* _Selected text_
No. 19. Caulophyllum Thalictroides.
[image:28196 align=left hspace=1]English Name—BLUEBERRY COHOSH.
French Name—Cohoche Bleu.
German Name—Blau Cohosch.
Officinal Name—Caulophyllum radix.
Vulgar Names—Cohosh, Cohush, Blueberry, Papoose root, Squaw root, Blue Ginseng, Yellow Ginseng.
Synonyms—Leontice thalictroides Linnaeus, &c.
Authorities—Michaux, Pursh, Elliot and some dispensaries. Not in Barton nor Bigelow.
Genus CAULOPHYLLUM—Calix colored with six equal sepals. Corolla with 6 small petals, opposite to the sepals of the calix and much shorter. Stamina six opposite to the petals, anthers opening laterally. One central free pistil, one Style and Stigma. Fruit a globular one seeded drupe.—Leaves three on a trifurcate stem.
Species C. THALICTROIDES—Very smooth, three leaves with three dissected or lobed folioles, the terminal cordate: in the centre a dichotome corymb, shorter than the leaves.

(Source data)
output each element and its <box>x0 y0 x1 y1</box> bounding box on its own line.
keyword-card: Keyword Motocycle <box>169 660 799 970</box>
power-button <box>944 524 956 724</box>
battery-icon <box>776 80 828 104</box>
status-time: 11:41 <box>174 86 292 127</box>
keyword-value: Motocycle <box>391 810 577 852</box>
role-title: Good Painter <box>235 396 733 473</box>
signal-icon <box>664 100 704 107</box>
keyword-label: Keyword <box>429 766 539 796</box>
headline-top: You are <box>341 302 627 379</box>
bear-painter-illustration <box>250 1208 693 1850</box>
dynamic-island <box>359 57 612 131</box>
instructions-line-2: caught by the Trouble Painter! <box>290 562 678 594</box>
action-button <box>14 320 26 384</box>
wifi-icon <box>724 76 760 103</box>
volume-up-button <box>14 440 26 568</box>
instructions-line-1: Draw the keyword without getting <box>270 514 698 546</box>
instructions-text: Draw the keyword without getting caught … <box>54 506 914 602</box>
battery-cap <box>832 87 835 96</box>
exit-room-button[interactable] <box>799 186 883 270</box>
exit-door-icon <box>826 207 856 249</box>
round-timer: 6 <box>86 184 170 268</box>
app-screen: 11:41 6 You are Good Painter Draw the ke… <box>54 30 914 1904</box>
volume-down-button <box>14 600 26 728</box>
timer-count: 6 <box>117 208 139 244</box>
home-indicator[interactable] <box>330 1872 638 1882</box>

* _What to do_
List every vulgar name that the entry on blueberry cohosh gives for the plant. Work only from the text, not the source data.

* _Response below_
Cohosh, Cohush, Blueberry, Papoose root, Squaw root, Blue Ginseng, Yellow Ginseng